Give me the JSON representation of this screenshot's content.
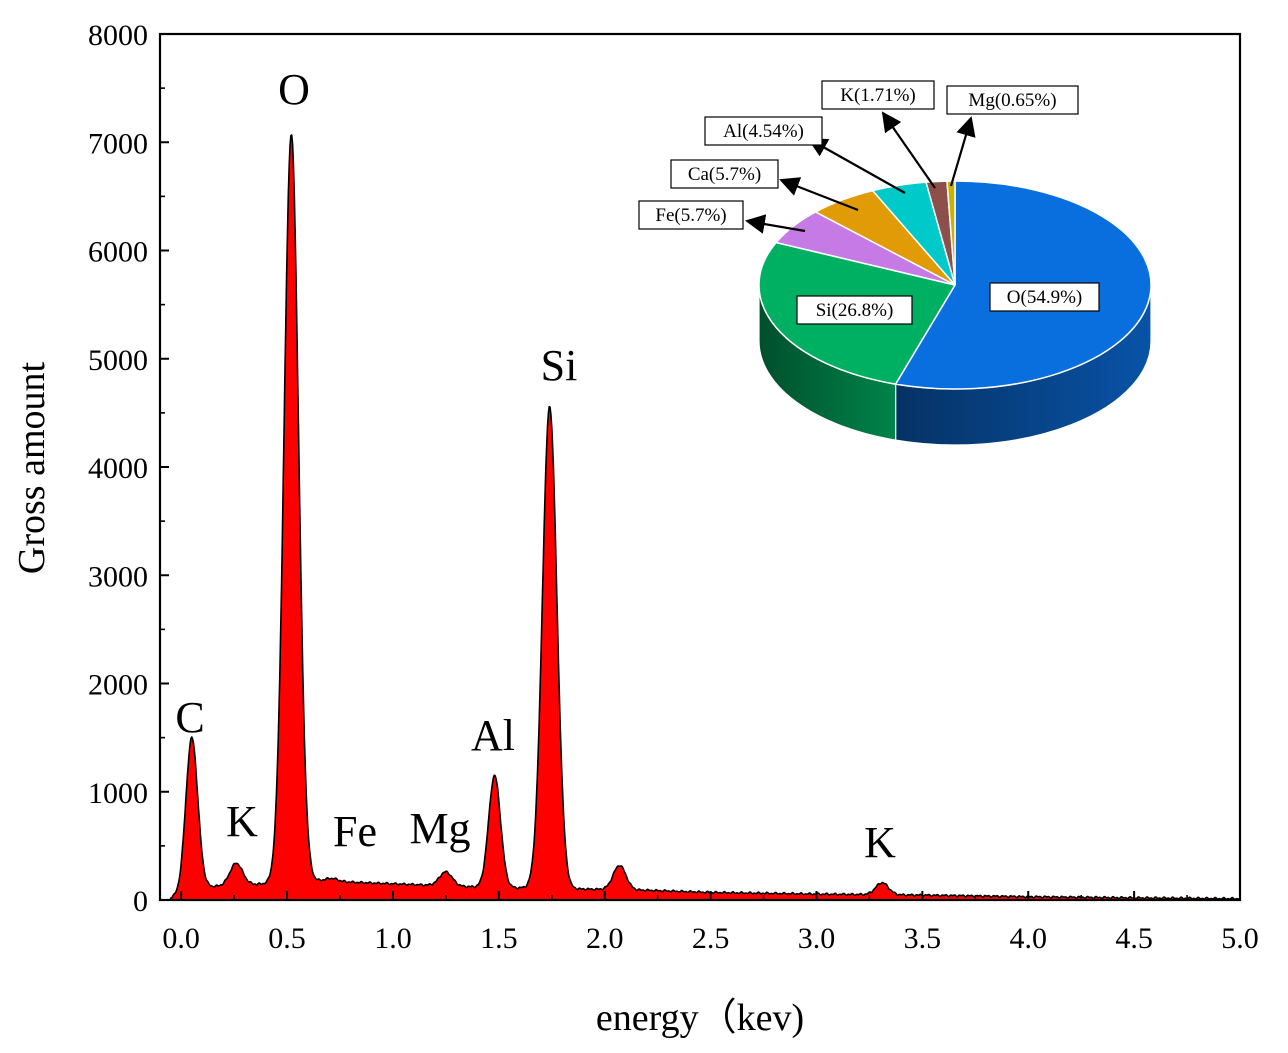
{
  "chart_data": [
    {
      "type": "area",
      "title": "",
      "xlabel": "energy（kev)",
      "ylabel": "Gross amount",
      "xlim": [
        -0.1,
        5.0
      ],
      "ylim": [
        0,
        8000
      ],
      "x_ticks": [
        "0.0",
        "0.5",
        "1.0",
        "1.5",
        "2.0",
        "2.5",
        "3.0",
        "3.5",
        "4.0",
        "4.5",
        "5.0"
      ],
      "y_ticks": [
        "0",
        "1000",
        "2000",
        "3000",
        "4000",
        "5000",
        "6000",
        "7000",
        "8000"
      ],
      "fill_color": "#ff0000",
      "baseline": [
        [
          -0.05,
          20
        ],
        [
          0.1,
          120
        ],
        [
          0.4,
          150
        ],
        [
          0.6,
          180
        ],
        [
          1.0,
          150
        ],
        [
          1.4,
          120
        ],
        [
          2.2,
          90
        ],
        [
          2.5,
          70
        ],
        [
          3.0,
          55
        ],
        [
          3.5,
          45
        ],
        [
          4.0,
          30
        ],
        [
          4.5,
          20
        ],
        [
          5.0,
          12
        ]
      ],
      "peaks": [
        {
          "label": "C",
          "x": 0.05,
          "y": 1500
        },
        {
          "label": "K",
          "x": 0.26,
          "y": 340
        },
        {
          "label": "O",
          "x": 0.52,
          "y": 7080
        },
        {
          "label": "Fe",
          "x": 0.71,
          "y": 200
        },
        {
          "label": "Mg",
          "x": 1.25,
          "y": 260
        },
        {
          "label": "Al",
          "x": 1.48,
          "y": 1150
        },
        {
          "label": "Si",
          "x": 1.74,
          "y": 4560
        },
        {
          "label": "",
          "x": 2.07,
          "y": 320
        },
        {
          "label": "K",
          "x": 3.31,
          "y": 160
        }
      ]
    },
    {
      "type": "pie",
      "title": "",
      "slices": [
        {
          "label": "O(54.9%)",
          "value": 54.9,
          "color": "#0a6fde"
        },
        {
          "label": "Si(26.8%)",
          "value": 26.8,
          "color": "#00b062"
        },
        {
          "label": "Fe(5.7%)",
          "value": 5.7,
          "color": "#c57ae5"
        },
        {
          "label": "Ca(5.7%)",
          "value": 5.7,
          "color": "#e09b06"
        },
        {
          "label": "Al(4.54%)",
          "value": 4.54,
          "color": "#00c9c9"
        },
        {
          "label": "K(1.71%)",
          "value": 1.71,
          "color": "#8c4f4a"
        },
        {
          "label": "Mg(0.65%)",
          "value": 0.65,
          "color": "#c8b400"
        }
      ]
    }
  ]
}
--
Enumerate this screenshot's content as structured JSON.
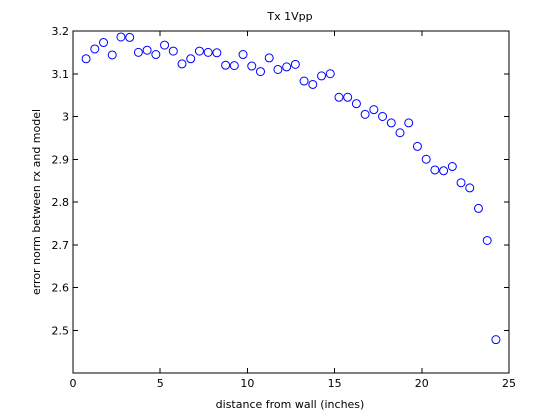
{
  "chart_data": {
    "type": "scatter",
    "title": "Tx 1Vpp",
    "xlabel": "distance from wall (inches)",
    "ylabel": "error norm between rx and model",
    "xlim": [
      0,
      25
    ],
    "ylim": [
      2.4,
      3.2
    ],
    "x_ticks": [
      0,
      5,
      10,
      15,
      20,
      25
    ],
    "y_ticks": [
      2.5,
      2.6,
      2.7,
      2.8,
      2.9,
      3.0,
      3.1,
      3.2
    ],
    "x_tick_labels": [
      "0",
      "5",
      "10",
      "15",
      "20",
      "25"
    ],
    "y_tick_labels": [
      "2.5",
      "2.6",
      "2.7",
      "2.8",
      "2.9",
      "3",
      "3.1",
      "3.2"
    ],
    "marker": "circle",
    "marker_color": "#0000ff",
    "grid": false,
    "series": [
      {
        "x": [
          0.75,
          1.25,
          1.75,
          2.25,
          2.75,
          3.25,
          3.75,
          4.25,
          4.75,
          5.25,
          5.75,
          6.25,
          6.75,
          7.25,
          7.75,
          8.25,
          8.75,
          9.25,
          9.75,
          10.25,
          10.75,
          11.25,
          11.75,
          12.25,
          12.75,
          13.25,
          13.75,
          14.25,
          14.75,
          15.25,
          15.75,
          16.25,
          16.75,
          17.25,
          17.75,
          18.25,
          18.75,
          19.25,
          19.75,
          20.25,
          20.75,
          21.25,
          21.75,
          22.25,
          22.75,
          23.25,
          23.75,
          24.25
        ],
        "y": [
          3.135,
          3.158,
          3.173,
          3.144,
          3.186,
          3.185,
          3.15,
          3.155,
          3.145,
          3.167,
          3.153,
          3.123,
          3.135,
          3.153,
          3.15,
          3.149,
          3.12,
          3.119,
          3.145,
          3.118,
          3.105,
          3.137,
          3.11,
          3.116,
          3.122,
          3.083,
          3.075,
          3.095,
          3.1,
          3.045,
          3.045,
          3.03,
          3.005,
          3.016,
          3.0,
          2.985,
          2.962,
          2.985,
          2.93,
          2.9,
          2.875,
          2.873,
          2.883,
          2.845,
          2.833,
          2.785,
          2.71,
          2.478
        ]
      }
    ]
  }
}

▶ Goal of the exercise:
Show every line above in which the word "JSON" occurs.

▶ Reply to the task:
Give me the JSON representation of this screenshot's content.
Enumerate this screenshot's content as structured JSON.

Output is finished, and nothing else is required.